» **Job**
Copy out, without changes, everything from the line containing "I need the location" down to the line containing "Text: ©Alex Doboli", including both of those lines.

» **Exercise input**
▼▼▼

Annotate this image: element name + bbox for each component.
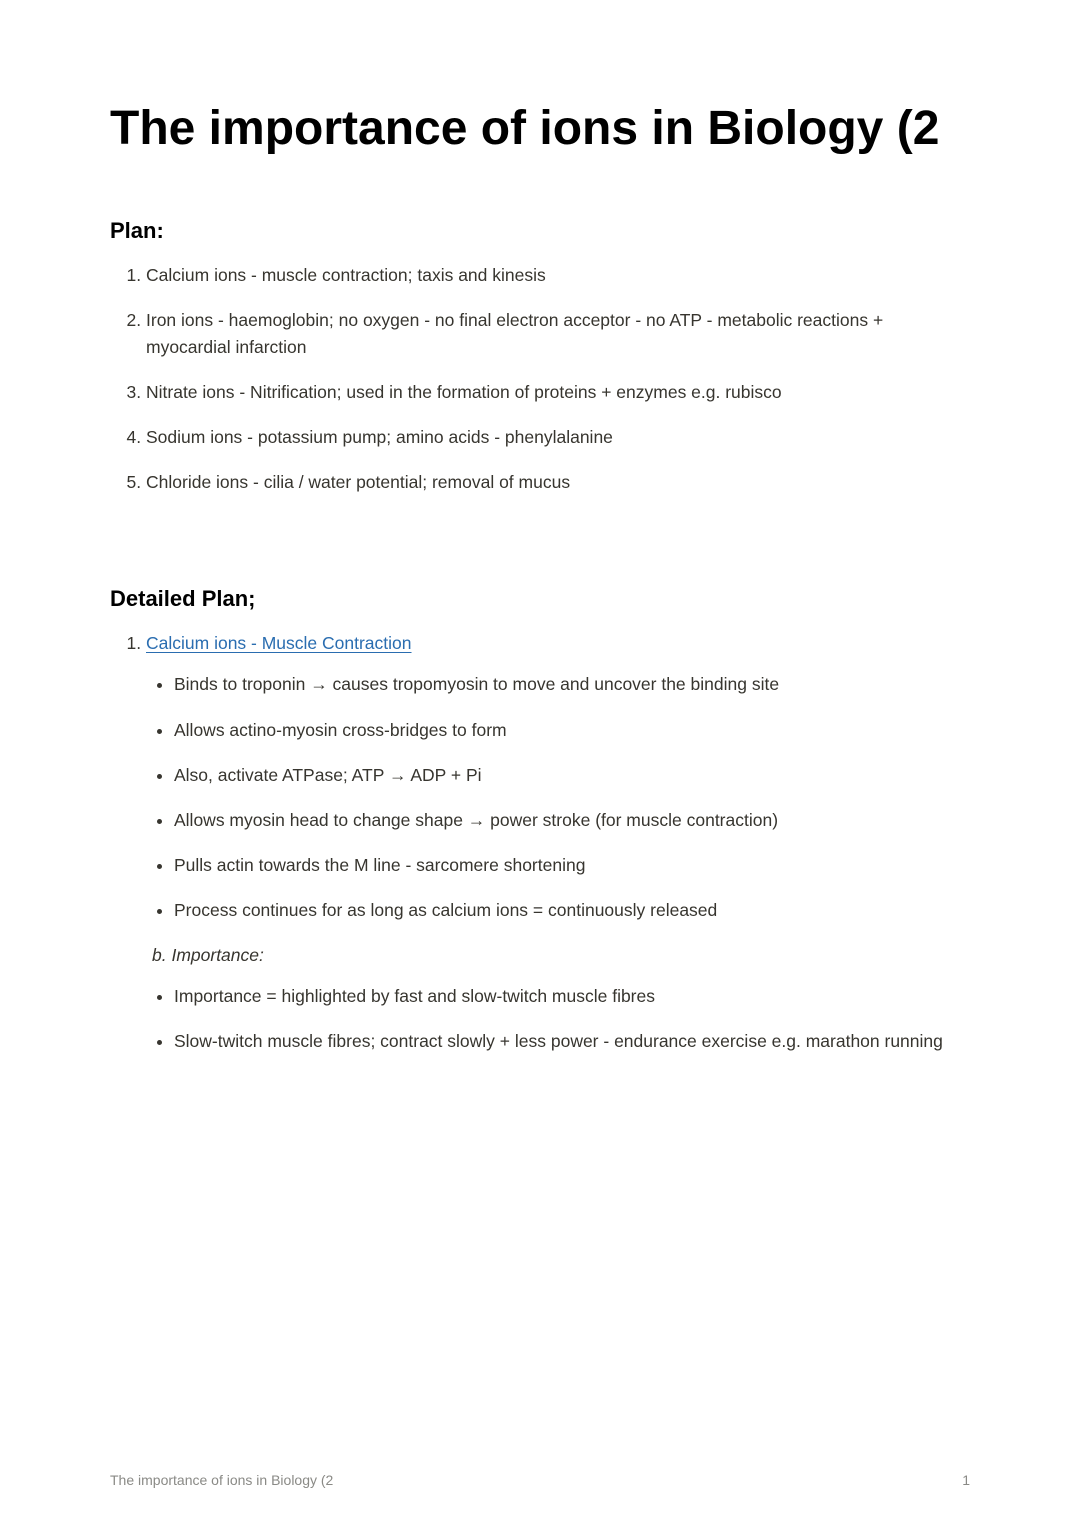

▲▲▲
▼▼▼

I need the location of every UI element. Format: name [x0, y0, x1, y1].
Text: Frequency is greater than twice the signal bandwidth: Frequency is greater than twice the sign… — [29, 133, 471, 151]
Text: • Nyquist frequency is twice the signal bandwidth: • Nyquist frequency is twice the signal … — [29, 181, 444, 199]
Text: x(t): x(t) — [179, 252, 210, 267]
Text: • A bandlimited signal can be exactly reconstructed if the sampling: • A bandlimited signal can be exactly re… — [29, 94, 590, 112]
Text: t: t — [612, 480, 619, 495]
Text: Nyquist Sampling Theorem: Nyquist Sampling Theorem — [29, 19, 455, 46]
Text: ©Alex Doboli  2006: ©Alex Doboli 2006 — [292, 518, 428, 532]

▲▲▲

» **Solution to the exercise**
I need the location of every UI element. Format: name [x0, y0, x1, y1].
Text: Frequency is greater than twice the signal bandwidth: Frequency is greater than twice the sign… — [29, 133, 471, 151]
Text: • Nyquist frequency is twice the signal bandwidth: • Nyquist frequency is twice the signal … — [29, 181, 444, 199]
Text: x(t): x(t) — [179, 252, 210, 267]
Text: • A bandlimited signal can be exactly reconstructed if the sampling: • A bandlimited signal can be exactly re… — [29, 94, 590, 112]
Text: t: t — [612, 480, 619, 495]
Text: Nyquist Sampling Theorem: Nyquist Sampling Theorem — [29, 19, 455, 46]
Text: ©Alex Doboli  2006: ©Alex Doboli 2006 — [292, 518, 428, 532]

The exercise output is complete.